(Job) Find the lines holding the string "Answers" in the data, then copy all of them.

(Task input)
BEGIN
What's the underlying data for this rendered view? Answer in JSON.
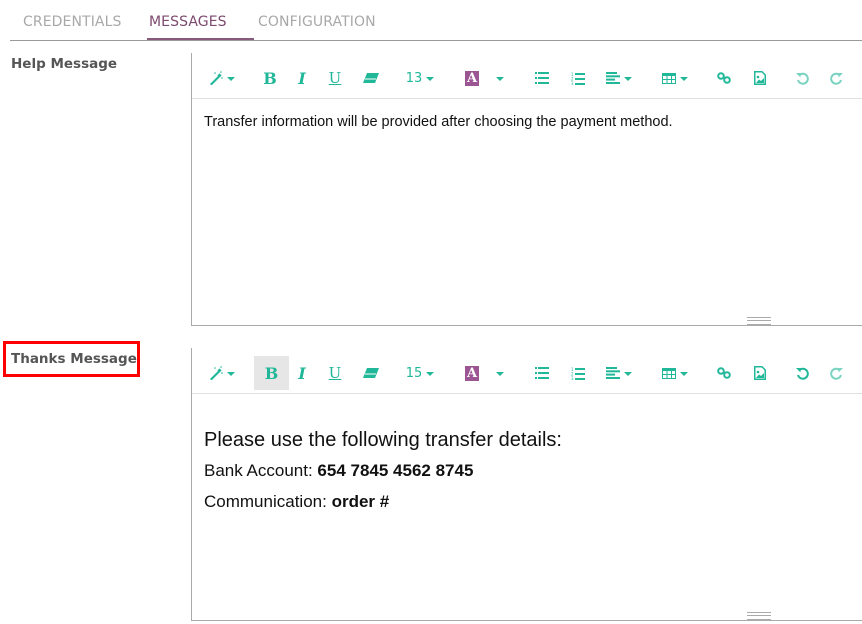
{
  "tabs": [
    {
      "label": "CREDENTIALS",
      "active": false
    },
    {
      "label": "MESSAGES",
      "active": true
    },
    {
      "label": "CONFIGURATION",
      "active": false
    }
  ],
  "colors": {
    "accent": "#875a7b",
    "toolbar_icon": "#21b799",
    "font_color_swatch": "#9b5593",
    "highlight_box": "#ff0000"
  },
  "fields": {
    "help": {
      "label": "Help Message",
      "toolbar": {
        "style_icon": "magic-wand-icon",
        "bold": "B",
        "italic": "I",
        "underline": "U",
        "eraser_icon": "eraser-icon",
        "font_size": "13",
        "font_color": "A",
        "bold_active": false,
        "undo_enabled": false
      },
      "content": {
        "line1": "Transfer information will be provided after choosing the payment method."
      }
    },
    "thanks": {
      "label": "Thanks Message",
      "highlighted": true,
      "toolbar": {
        "style_icon": "magic-wand-icon",
        "bold": "B",
        "italic": "I",
        "underline": "U",
        "eraser_icon": "eraser-icon",
        "font_size": "15",
        "font_color": "A",
        "bold_active": true,
        "undo_enabled": true
      },
      "content": {
        "heading": "Please use the following transfer details:",
        "bank_label": "Bank Account: ",
        "bank_value": "654 7845 4562 8745",
        "comm_label": "Communication: ",
        "comm_value": "order #"
      }
    }
  }
}
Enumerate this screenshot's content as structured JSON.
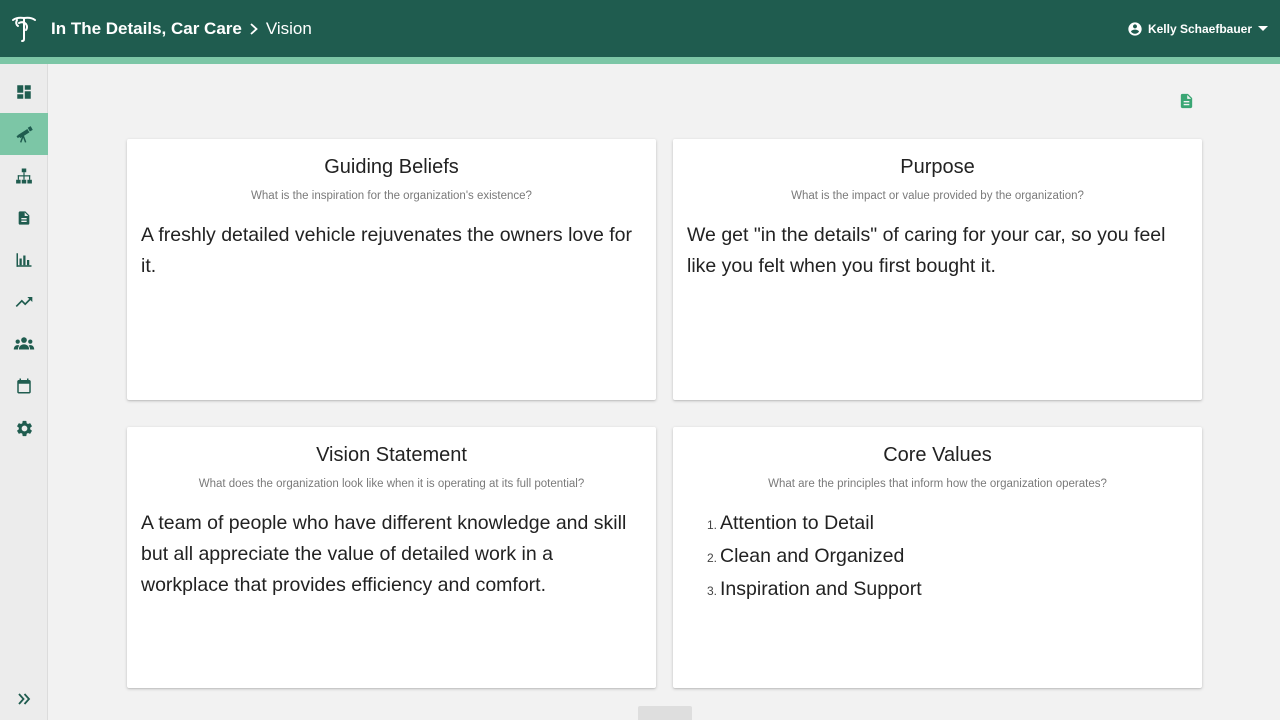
{
  "header": {
    "org_name": "In The Details, Car Care",
    "page_name": "Vision",
    "user_name": "Kelly Schaefbauer"
  },
  "sidebar": {
    "items": [
      {
        "icon": "dashboard-icon",
        "active": false
      },
      {
        "icon": "telescope-icon",
        "active": true
      },
      {
        "icon": "org-chart-icon",
        "active": false
      },
      {
        "icon": "document-icon",
        "active": false
      },
      {
        "icon": "bar-chart-icon",
        "active": false
      },
      {
        "icon": "trending-up-icon",
        "active": false
      },
      {
        "icon": "people-icon",
        "active": false
      },
      {
        "icon": "calendar-icon",
        "active": false
      },
      {
        "icon": "gear-icon",
        "active": false
      }
    ],
    "expand_icon": "double-chevron-right-icon"
  },
  "cards": {
    "guiding_beliefs": {
      "title": "Guiding Beliefs",
      "subtitle": "What is the inspiration for the organization's existence?",
      "body": "A freshly detailed vehicle rejuvenates the owners love for it."
    },
    "purpose": {
      "title": "Purpose",
      "subtitle": "What is the impact or value provided by the organization?",
      "body": "We get \"in the details\" of caring for your car, so you feel like you felt when you first bought it."
    },
    "vision_statement": {
      "title": "Vision Statement",
      "subtitle": "What does the organization look like when it is operating at its full potential?",
      "body": "A team of people who have different knowledge and skill but all appreciate the value of detailed work in a workplace that provides efficiency and comfort."
    },
    "core_values": {
      "title": "Core Values",
      "subtitle": "What are the principles that inform how the organization operates?",
      "items": [
        {
          "num": "1.",
          "text": "Attention to Detail"
        },
        {
          "num": "2.",
          "text": "Clean and Organized"
        },
        {
          "num": "3.",
          "text": "Inspiration and Support"
        }
      ]
    }
  },
  "colors": {
    "header_bg": "#1f5c4f",
    "accent": "#7cc6a6",
    "icon": "#1f5c4f",
    "export_icon": "#3aa674"
  }
}
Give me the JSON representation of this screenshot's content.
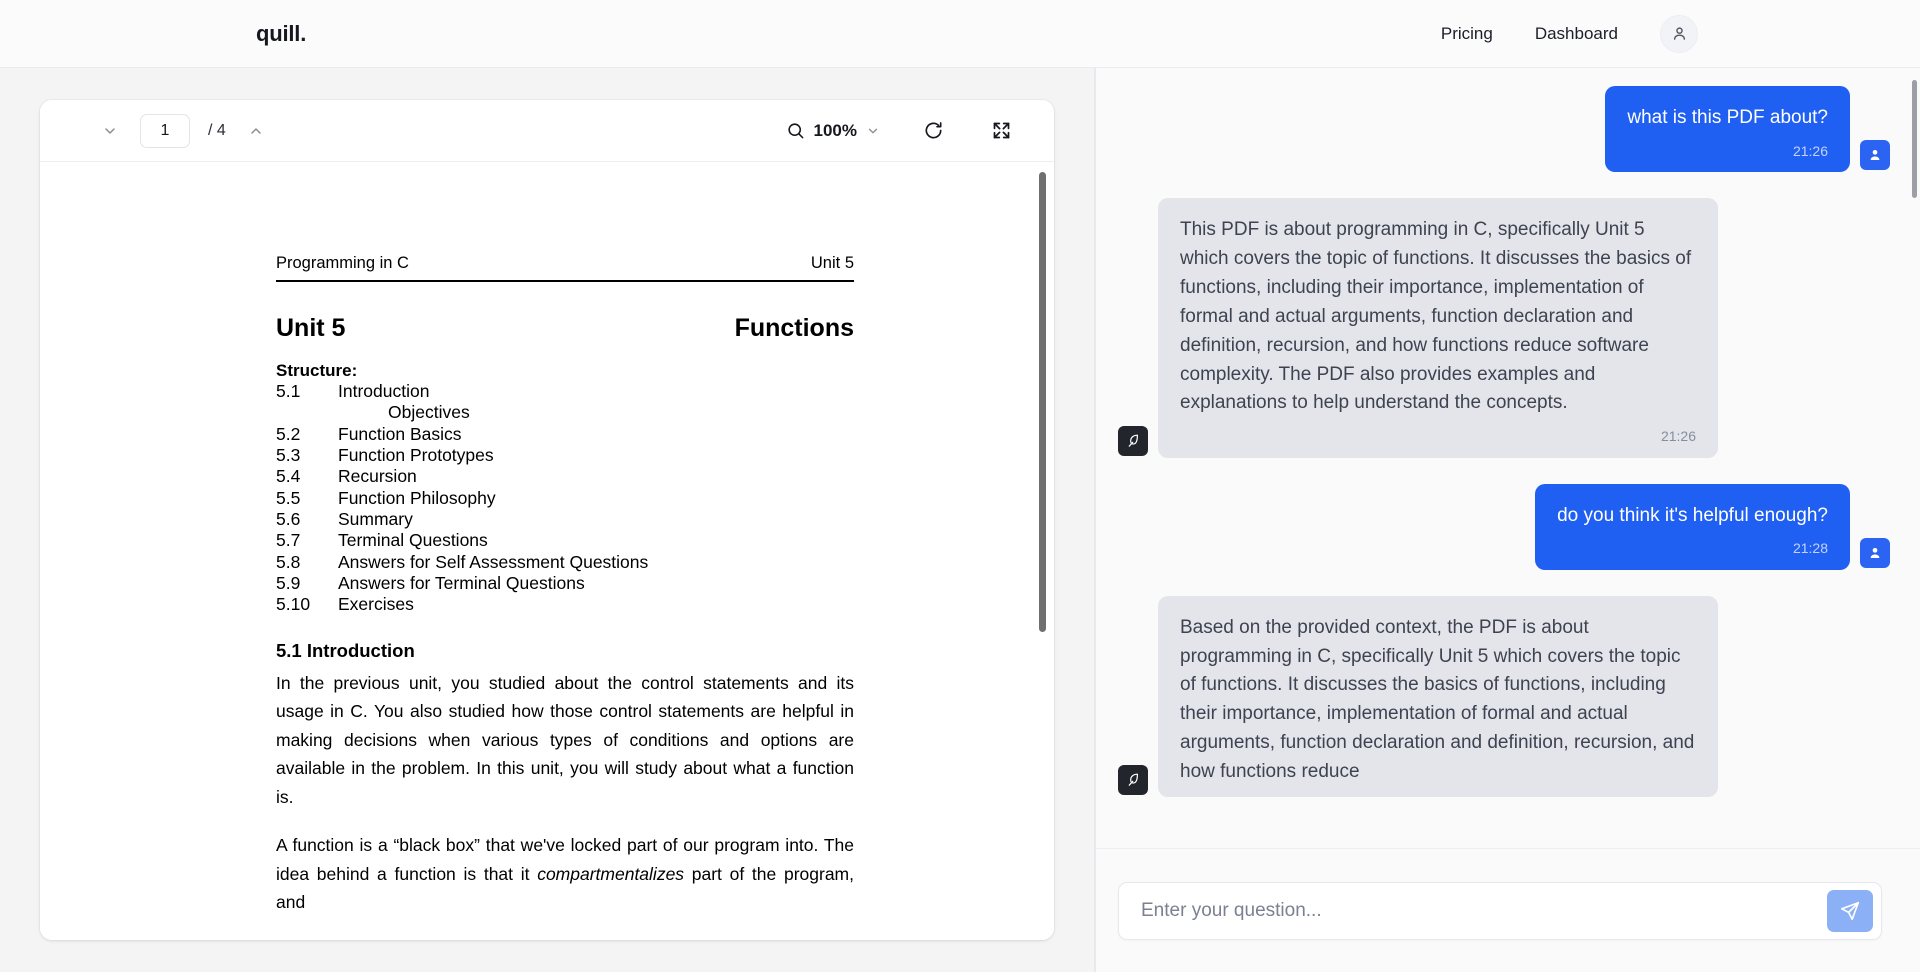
{
  "topbar": {
    "brand": "quill.",
    "links": [
      {
        "label": "Pricing"
      },
      {
        "label": "Dashboard"
      }
    ],
    "avatar_icon": "user-icon"
  },
  "pdf_viewer": {
    "toolbar": {
      "prev_icon": "chevron-down-icon",
      "next_icon": "chevron-up-icon",
      "page_value": "1",
      "page_total": "/ 4",
      "zoom_icon": "search-icon",
      "zoom_value": "100%",
      "zoom_chevron_icon": "chevron-down-icon",
      "refresh_icon": "refresh-icon",
      "fullscreen_icon": "expand-icon"
    },
    "document": {
      "header_left": "Programming in C",
      "header_right": "Unit 5",
      "title_left": "Unit 5",
      "title_right": "Functions",
      "structure_label": "Structure:",
      "structure": [
        {
          "num": "5.1",
          "text": "Introduction"
        },
        {
          "num": "",
          "text": "Objectives",
          "indent": true
        },
        {
          "num": "5.2",
          "text": "Function Basics"
        },
        {
          "num": "5.3",
          "text": "Function Prototypes"
        },
        {
          "num": "5.4",
          "text": "Recursion"
        },
        {
          "num": "5.5",
          "text": "Function Philosophy"
        },
        {
          "num": "5.6",
          "text": "Summary"
        },
        {
          "num": "5.7",
          "text": "Terminal Questions"
        },
        {
          "num": "5.8",
          "text": "Answers for Self Assessment Questions"
        },
        {
          "num": "5.9",
          "text": "Answers for Terminal Questions"
        },
        {
          "num": "5.10",
          "text": "Exercises"
        }
      ],
      "section_heading": "5.1 Introduction",
      "paragraph_1": "In the previous unit, you studied about the control statements and its usage in C. You also studied how those control statements are helpful in making decisions when various types of conditions and options are available in the problem. In this unit, you will study about what a function is.",
      "paragraph_2_a": "A function is a “black box” that we've locked part of our program into. The idea behind a function is that it ",
      "paragraph_2_em": "compartmentalizes",
      "paragraph_2_b": " part of the program, and"
    }
  },
  "chat": {
    "messages": [
      {
        "role": "user",
        "text": "what is this PDF about?",
        "time": "21:26",
        "avatar_icon": "user-icon"
      },
      {
        "role": "bot",
        "text": "This PDF is about programming in C, specifically Unit 5 which covers the topic of functions. It discusses the basics of functions, including their importance, implementation of formal and actual arguments, function declaration and definition, recursion, and how functions reduce software complexity. The PDF also provides examples and explanations to help understand the concepts.",
        "time": "21:26",
        "avatar_icon": "quill-icon"
      },
      {
        "role": "user",
        "text": "do you think it's helpful enough?",
        "time": "21:28",
        "avatar_icon": "user-icon"
      },
      {
        "role": "bot",
        "text": "Based on the provided context, the PDF is about programming in C, specifically Unit 5 which covers the topic of functions. It discusses the basics of functions, including their importance, implementation of formal and actual arguments, function declaration and definition, recursion, and how functions reduce",
        "time": "",
        "avatar_icon": "quill-icon"
      }
    ],
    "composer": {
      "placeholder": "Enter your question...",
      "value": "",
      "send_icon": "send-icon"
    }
  },
  "colors": {
    "user_bubble": "#1f5ff2",
    "bot_bubble": "#e3e5ea",
    "send_button": "#8cb0f5",
    "bot_avatar": "#22252c"
  }
}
END
(Task result)
          "text": "Answers for Self Assessment Questions"
          "text": "Answers for Terminal Questions"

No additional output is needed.